**Stored data**
════════════════════

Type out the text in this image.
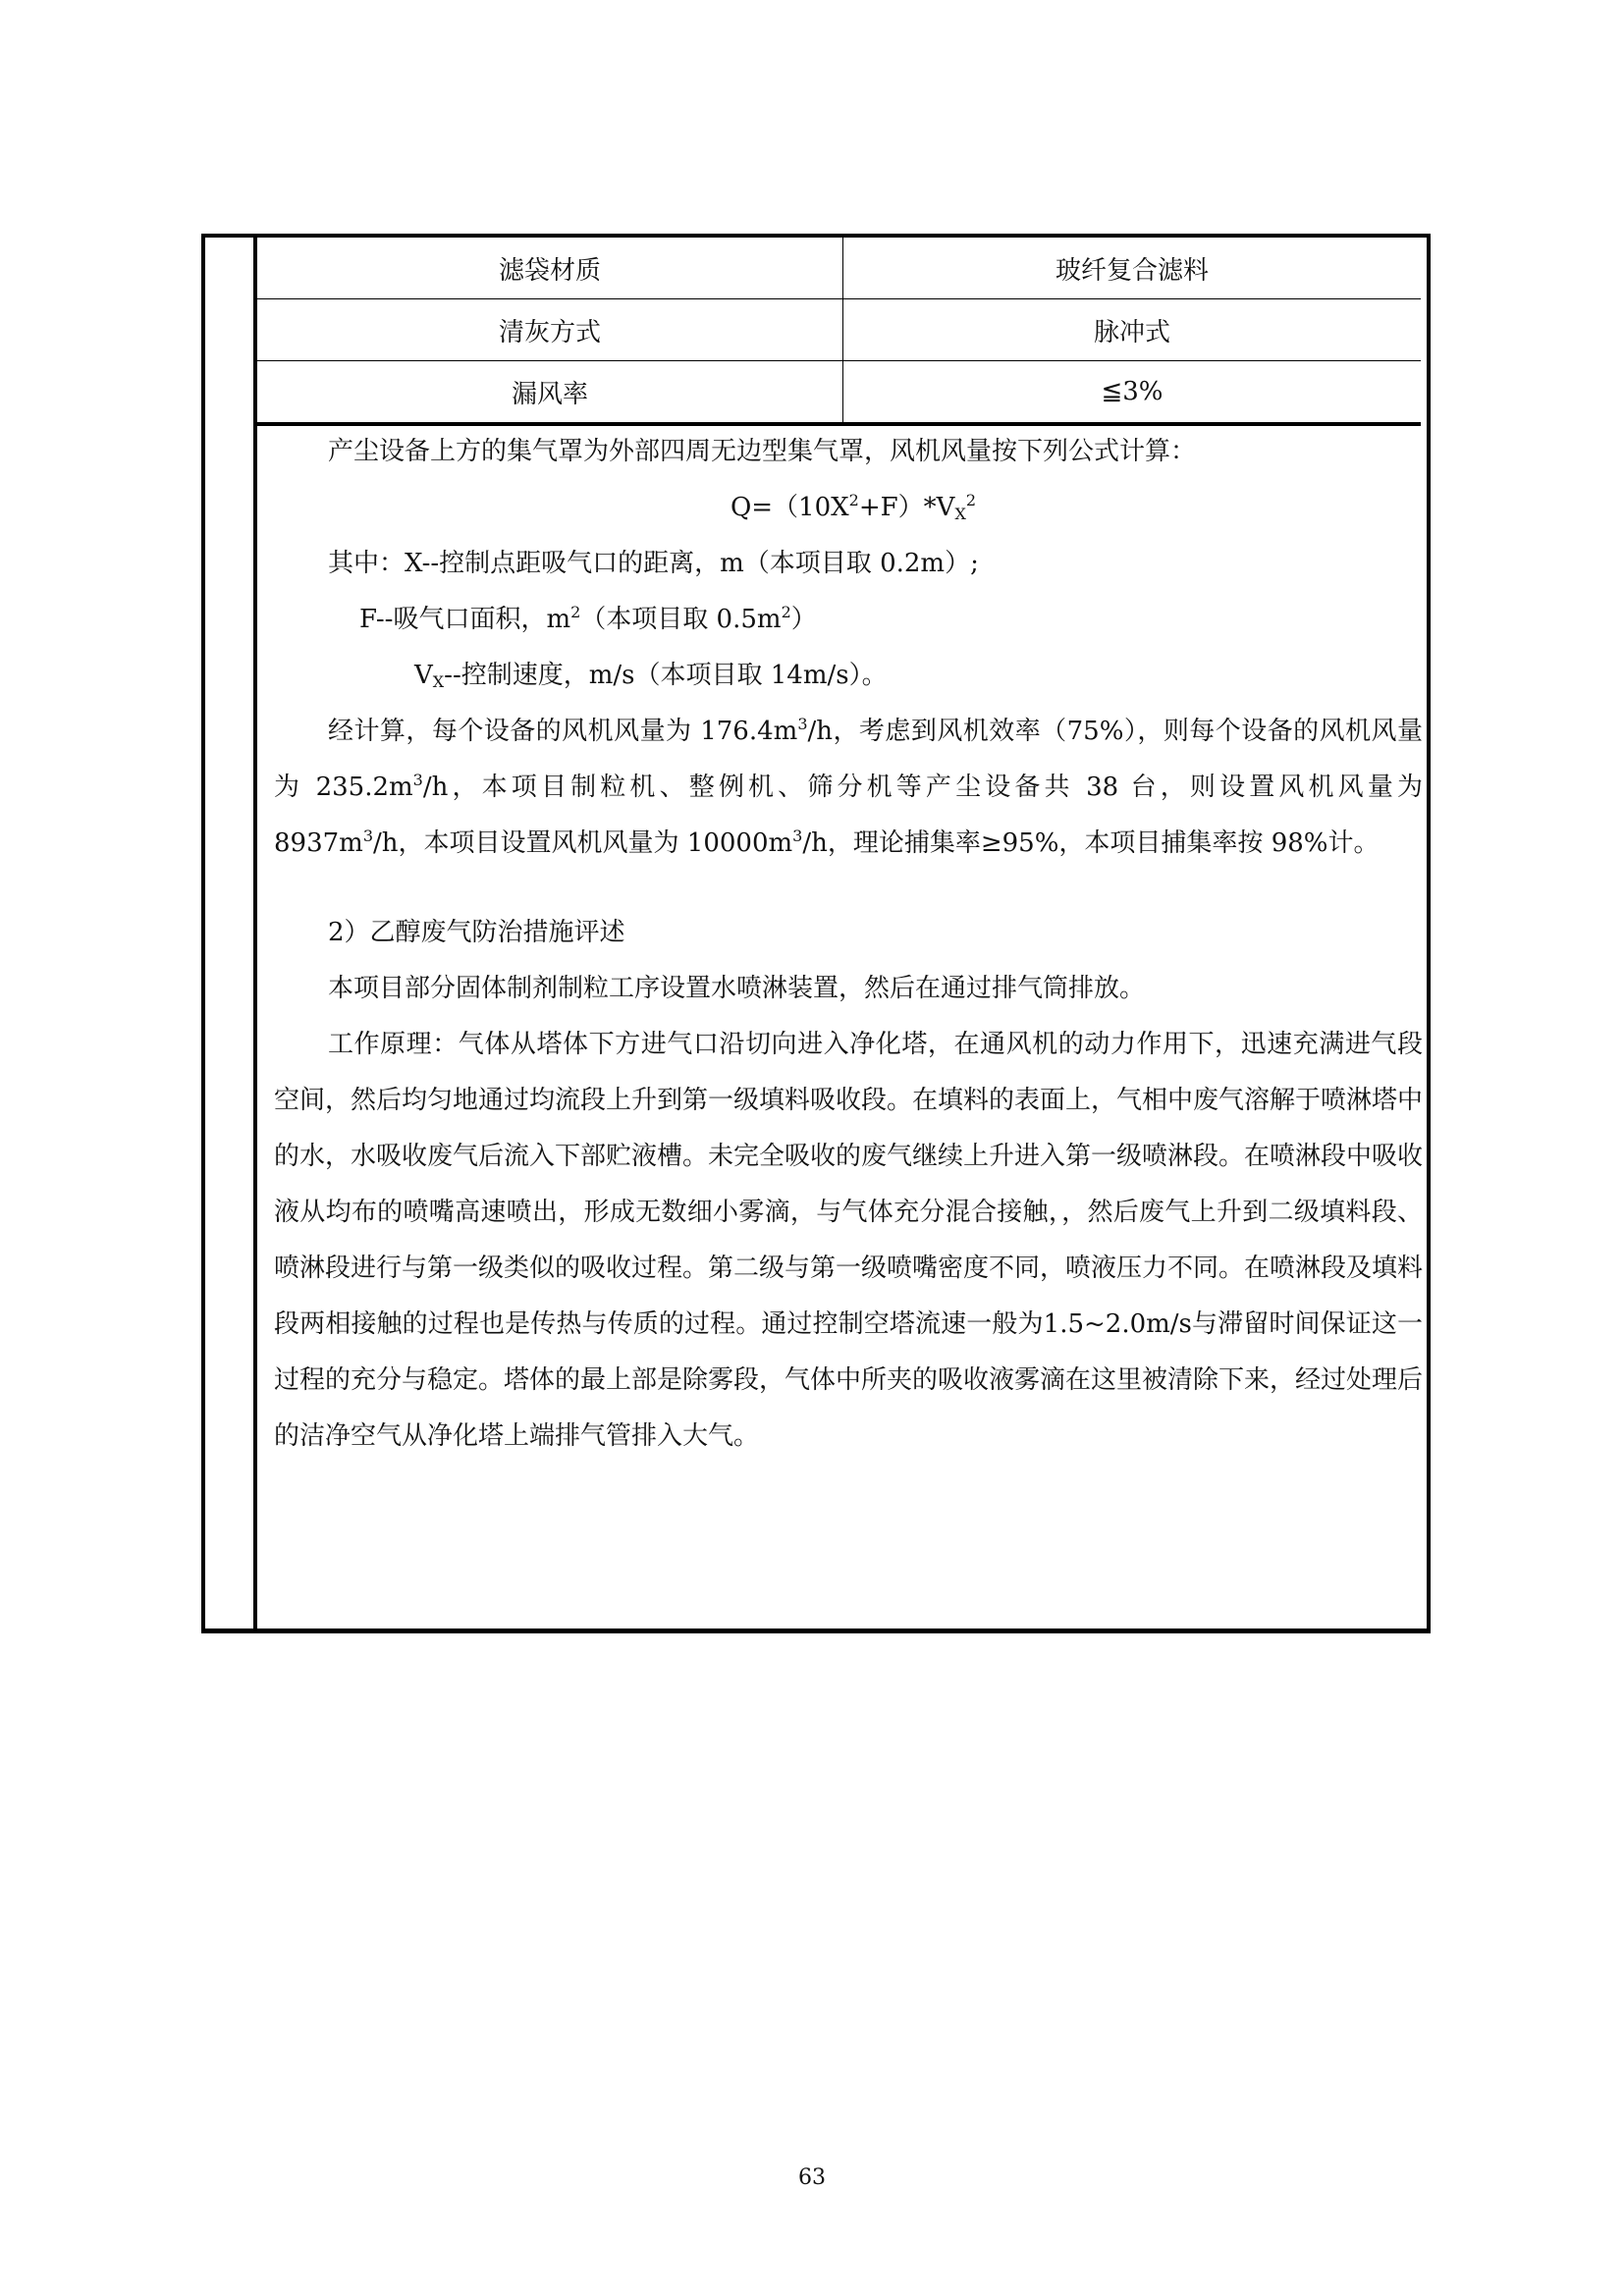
滤袋材质	玻纤复合滤料
清灰方式	脉冲式
漏风率	≦3%

产尘设备上方的集气罩为外部四周无边型集气罩，风机风量按下列公式计算：

$Q=(10X^2+F)*V_X^2$

其中：X--控制点距吸气口的距离，m（本项目取 0.2m）;

F--吸气口面积，$m^2$（本项目取 $0.5m^2$）

$V_X--$控制速度，m/s（本项目取 14m/s）。

经计算，每个设备的风机风量为 $176.4m^3/h$，考虑到风机效率（75%），则每个设备的风机风量为 $235.2m^3/h$，本项目制粒机、整例机、筛分机等产尘设备共 38 台，则设置风机风量为 $8937m^3/h$，本项目设置风机风量为 $10000m^3/h$，理论捕集率≥95%，本项目捕集率按 98%计。

2）乙醇废气防治措施评述

本项目部分固体制剂制粒工序设置水喷淋装置，然后在通过排气筒排放。

工作原理：气体从塔体下方进气口沿切向进入净化塔，在通风机的动力作用下，迅速充满进气段空间，然后均匀地通过均流段上升到第一级填料吸收段。在填料的表面上，气相中废气溶解于喷淋塔中的水，水吸收废气后流入下部贮液槽。未完全吸收的废气继续上升进入第一级喷淋段。在喷淋段中吸收液从均布的喷嘴高速喷出，形成无数细小雾滴，与气体充分混合接触，，然后废气上升到二级填料段、喷淋段进行与第一级类似的吸收过程。第二级与第一级喷嘴密度不同，喷液压力不同。在喷淋段及填料段两相接触的过程也是传热与传质的过程。通过控制空塔流速一般为1.5~2.0m/s与滞留时间保证这一过程的充分与稳定。塔体的最上部是除雾段，气体中所夹的吸收液雾滴在这里被清除下来，经过处理后的洁净空气从净化塔上端排气管排入大气。

63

════════════════════

**INSTRUCTION**
Write the records out again in full, exactly, and skip every picture.

**CORRECT RESPONSE**
Type out the text in this image.
滤袋材质	玻纤复合滤料
清灰方式	脉冲式
漏风率	≦3%

产尘设备上方的集气罩为外部四周无边型集气罩，风机风量按下列公式计算：

$Q=(10X^2+F)*V_X^2$

其中：X--控制点距吸气口的距离，m（本项目取 0.2m）;

F--吸气口面积，$m^2$（本项目取 $0.5m^2$）

$V_X--$控制速度，m/s（本项目取 14m/s）。

经计算，每个设备的风机风量为 $176.4m^3/h$，考虑到风机效率（75%），则每个设备的风机风量为 $235.2m^3/h$，本项目制粒机、整例机、筛分机等产尘设备共 38 台，则设置风机风量为 $8937m^3/h$，本项目设置风机风量为 $10000m^3/h$，理论捕集率≥95%，本项目捕集率按 98%计。

2）乙醇废气防治措施评述

本项目部分固体制剂制粒工序设置水喷淋装置，然后在通过排气筒排放。

工作原理：气体从塔体下方进气口沿切向进入净化塔，在通风机的动力作用下，迅速充满进气段空间，然后均匀地通过均流段上升到第一级填料吸收段。在填料的表面上，气相中废气溶解于喷淋塔中的水，水吸收废气后流入下部贮液槽。未完全吸收的废气继续上升进入第一级喷淋段。在喷淋段中吸收液从均布的喷嘴高速喷出，形成无数细小雾滴，与气体充分混合接触，，然后废气上升到二级填料段、喷淋段进行与第一级类似的吸收过程。第二级与第一级喷嘴密度不同，喷液压力不同。在喷淋段及填料段两相接触的过程也是传热与传质的过程。通过控制空塔流速一般为1.5~2.0m/s与滞留时间保证这一过程的充分与稳定。塔体的最上部是除雾段，气体中所夹的吸收液雾滴在这里被清除下来，经过处理后的洁净空气从净化塔上端排气管排入大气。

63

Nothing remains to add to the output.